**PROVIDED RECORDS:**
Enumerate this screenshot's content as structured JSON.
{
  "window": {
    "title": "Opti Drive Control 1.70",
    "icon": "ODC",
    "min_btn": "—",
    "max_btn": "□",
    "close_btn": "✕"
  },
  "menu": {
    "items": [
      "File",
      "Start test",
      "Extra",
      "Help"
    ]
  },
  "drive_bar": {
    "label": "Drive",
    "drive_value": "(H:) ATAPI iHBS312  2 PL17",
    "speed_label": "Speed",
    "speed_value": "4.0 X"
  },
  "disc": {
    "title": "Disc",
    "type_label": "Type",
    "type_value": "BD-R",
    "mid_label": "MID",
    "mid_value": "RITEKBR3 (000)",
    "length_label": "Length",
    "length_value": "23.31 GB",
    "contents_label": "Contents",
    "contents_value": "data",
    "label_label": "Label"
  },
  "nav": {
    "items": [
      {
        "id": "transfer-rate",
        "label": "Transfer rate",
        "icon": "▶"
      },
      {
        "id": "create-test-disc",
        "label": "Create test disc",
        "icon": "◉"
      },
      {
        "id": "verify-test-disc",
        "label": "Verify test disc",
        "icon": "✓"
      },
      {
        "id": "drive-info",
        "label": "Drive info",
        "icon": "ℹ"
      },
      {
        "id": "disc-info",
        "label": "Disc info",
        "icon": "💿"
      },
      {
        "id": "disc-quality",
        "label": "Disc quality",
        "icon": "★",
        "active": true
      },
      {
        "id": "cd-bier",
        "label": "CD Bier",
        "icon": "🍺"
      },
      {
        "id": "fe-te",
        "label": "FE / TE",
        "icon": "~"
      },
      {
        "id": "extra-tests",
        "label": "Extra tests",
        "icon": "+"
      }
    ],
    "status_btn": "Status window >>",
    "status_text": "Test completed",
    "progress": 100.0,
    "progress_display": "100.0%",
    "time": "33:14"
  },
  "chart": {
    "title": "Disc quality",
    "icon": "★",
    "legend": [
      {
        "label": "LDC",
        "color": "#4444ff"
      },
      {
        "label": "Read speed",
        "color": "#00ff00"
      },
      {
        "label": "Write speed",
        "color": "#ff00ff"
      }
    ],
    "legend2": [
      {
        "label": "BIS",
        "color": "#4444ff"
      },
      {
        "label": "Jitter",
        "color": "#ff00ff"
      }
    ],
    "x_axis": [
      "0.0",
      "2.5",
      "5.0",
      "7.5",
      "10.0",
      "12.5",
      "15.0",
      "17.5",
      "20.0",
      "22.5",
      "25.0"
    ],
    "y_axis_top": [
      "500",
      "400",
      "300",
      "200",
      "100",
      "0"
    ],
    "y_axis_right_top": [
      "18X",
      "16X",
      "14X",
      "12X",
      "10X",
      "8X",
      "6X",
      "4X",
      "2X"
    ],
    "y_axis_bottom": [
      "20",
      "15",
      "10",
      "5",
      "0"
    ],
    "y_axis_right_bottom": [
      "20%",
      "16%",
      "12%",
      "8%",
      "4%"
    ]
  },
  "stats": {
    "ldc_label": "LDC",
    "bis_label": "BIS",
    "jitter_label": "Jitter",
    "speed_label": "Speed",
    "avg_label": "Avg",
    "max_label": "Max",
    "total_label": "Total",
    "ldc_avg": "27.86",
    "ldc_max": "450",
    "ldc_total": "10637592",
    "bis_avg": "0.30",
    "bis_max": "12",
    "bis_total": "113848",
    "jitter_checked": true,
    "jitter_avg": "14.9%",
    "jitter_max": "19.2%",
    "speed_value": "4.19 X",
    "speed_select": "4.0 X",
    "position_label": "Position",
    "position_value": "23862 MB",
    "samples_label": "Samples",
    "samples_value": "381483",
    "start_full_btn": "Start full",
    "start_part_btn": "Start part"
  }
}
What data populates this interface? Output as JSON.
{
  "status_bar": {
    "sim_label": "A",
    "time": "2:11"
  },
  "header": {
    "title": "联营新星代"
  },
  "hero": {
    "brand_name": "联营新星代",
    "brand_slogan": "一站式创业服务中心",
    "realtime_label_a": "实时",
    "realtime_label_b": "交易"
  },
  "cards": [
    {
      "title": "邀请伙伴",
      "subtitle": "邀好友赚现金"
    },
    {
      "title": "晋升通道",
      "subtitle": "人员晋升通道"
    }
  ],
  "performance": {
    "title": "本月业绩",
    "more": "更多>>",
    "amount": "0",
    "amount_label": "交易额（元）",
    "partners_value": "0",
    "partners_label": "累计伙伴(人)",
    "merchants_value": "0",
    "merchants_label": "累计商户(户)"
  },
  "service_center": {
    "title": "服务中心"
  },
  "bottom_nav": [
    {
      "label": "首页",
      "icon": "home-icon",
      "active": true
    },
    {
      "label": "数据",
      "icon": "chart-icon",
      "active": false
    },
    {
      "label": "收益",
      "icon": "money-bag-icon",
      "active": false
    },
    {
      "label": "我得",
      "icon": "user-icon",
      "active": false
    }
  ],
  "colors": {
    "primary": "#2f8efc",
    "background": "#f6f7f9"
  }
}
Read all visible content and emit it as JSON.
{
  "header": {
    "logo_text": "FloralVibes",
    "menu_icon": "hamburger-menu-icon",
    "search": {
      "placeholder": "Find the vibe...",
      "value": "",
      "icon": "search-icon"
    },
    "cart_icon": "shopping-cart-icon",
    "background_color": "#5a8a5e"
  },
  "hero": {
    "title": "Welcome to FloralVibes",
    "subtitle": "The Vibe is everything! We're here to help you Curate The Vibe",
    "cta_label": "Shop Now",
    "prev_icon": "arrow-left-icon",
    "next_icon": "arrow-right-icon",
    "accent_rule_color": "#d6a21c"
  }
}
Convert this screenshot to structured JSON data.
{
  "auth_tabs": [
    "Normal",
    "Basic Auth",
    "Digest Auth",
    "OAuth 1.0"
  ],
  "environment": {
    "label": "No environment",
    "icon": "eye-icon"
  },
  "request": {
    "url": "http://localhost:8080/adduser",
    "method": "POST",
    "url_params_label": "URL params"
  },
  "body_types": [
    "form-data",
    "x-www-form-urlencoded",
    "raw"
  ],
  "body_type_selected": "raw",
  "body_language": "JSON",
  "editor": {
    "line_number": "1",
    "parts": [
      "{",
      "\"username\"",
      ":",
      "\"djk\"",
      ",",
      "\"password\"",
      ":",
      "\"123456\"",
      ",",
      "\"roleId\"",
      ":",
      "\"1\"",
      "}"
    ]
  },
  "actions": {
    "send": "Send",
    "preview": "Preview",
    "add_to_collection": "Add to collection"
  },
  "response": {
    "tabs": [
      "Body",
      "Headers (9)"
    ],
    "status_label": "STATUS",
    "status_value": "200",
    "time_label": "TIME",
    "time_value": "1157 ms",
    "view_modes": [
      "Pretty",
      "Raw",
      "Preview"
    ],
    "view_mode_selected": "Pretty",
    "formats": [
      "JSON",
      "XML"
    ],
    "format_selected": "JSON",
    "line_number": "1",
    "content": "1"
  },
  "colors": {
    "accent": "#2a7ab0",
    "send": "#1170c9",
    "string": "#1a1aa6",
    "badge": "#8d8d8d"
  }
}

**WHAT IS ASKED:** Extract every line from the records above that contains the word "structured".

**EXERCISE OUTPUT:**
Enumerate this screenshot's content as structured JSON.
Convert this screenshot to structured JSON data.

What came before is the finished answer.